Do this
Extract all lines containing "Rakennusoikeudellinen".

[start of Data for the task]

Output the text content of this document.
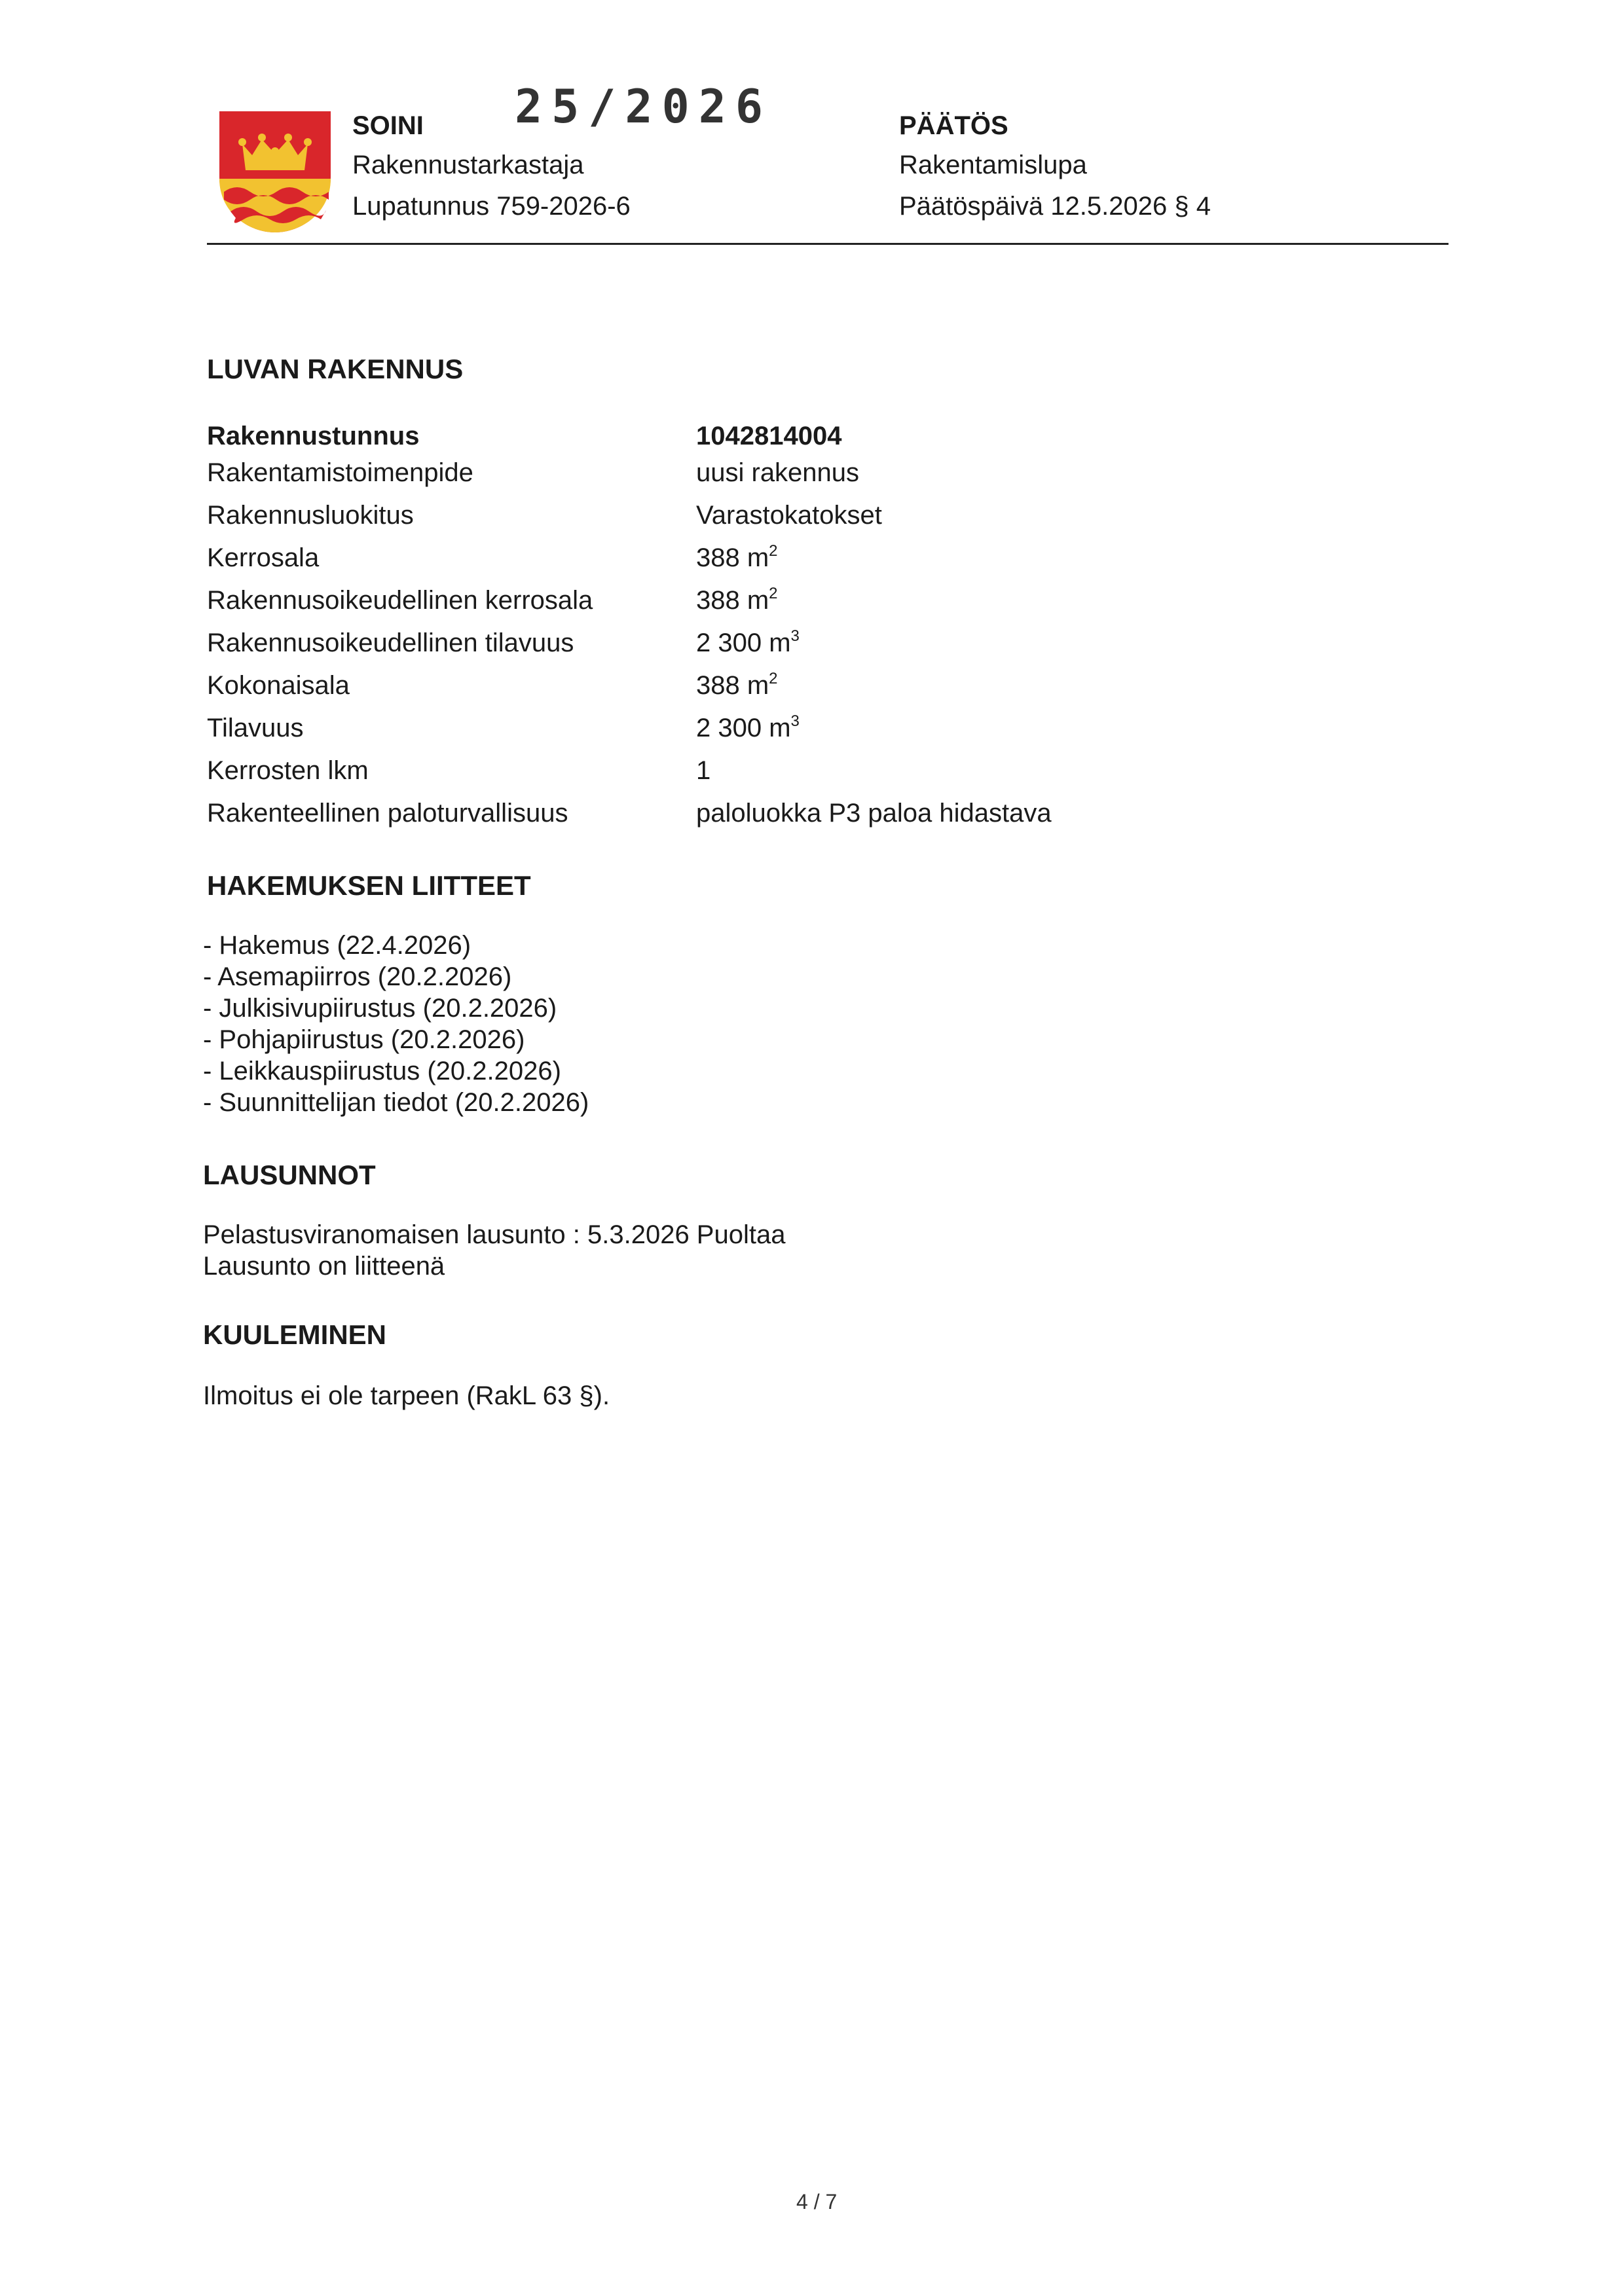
SOINI 25/2026
Rakennustarkastaja
Lupatunnus 759-2026-6
PÄÄTÖS
Rakentamislupa
Päätöspäivä 12.5.2026 § 4
LUVAN RAKENNUS
Rakennustunnus	1042814004
Rakentamistoimenpide	uusi rakennus
Rakennusluokitus	Varastokatokset
Kerrosala	388 $m^2$
Rakennusoikeudellinen kerrosala	388 $m^2$
Rakennusoikeudellinen tilavuus	2 300 $m^3$
Kokonaisala	388 $m^2$
Tilavuus	2 300 $m^3$
Kerrosten lkm	1
Rakenteellinen paloturvallisuus	paloluokka P3 paloa hidastava
HAKEMUKSEN LIITTEET
- Hakemus (22.4.2026)
- Asemapiirros (20.2.2026)
- Julkisivupiirustus (20.2.2026)
- Pohjapiirustus (20.2.2026)
- Leikkauspiirustus (20.2.2026)
- Suunnittelijan tiedot (20.2.2026)
LAUSUNNOT
Pelastusviranomaisen lausunto : 5.3.2026 Puoltaa
Lausunto on liitteenä
KUULEMINEN
Ilmoitus ei ole tarpeen (RakL 63 §).
4 / 7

[end of Data for the task]

Result of this task
Rakennusoikeudellinen kerrosala	388 $m^2$
Rakennusoikeudellinen tilavuus	2 300 $m^3$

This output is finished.